### Data provided

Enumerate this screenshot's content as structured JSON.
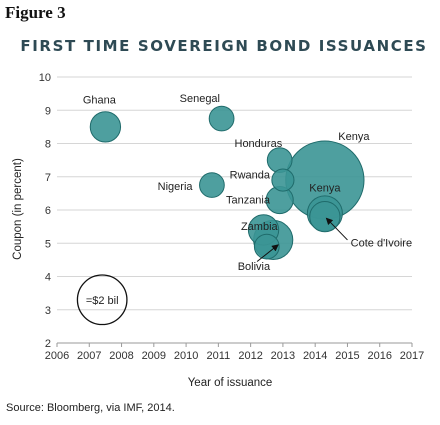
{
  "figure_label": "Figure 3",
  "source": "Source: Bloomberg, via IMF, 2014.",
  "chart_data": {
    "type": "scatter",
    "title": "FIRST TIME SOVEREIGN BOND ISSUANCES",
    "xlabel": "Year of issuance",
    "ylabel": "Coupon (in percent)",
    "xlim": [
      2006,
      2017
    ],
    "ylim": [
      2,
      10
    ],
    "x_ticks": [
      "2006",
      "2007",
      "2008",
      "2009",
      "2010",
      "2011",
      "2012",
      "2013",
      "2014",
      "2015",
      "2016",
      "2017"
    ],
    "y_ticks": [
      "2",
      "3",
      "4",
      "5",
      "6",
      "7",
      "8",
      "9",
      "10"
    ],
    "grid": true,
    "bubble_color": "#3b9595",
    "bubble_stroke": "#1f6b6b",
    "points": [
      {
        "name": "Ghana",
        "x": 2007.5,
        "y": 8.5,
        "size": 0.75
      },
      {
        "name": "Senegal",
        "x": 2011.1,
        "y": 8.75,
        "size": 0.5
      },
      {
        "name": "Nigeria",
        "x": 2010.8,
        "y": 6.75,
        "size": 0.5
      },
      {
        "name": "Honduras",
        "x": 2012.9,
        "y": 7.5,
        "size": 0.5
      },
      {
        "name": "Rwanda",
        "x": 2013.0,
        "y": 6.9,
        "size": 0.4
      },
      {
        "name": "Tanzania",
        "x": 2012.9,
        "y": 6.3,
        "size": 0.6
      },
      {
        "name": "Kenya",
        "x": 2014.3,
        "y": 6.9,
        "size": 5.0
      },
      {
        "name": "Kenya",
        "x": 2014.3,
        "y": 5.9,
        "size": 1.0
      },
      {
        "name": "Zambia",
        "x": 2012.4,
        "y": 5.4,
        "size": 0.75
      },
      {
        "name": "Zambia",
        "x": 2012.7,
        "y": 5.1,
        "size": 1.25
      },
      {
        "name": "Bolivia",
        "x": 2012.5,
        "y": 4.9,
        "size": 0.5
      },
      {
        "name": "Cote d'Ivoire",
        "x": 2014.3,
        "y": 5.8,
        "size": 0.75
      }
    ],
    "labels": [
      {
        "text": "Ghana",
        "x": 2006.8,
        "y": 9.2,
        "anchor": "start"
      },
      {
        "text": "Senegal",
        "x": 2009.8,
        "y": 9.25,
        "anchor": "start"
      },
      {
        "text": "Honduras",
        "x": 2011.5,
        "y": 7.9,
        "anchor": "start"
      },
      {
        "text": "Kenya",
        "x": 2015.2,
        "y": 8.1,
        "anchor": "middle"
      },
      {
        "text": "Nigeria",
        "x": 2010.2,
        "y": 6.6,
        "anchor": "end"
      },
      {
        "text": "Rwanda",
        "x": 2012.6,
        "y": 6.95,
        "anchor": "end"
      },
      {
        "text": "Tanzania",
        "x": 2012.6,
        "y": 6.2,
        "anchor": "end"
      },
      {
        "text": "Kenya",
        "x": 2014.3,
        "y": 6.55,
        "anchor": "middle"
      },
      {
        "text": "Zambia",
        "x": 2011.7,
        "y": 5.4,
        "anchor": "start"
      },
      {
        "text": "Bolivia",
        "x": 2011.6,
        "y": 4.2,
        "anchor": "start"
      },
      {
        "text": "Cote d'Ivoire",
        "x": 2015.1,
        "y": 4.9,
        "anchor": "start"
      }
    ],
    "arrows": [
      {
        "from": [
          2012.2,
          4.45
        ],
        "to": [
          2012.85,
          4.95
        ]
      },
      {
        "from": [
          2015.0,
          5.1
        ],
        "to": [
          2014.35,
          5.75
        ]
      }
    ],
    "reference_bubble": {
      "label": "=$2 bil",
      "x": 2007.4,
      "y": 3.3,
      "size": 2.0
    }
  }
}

### Your goal
Of all the lines in the listing above, how many contain the word "Cote"? Answer with the number alone.

### Correct output
2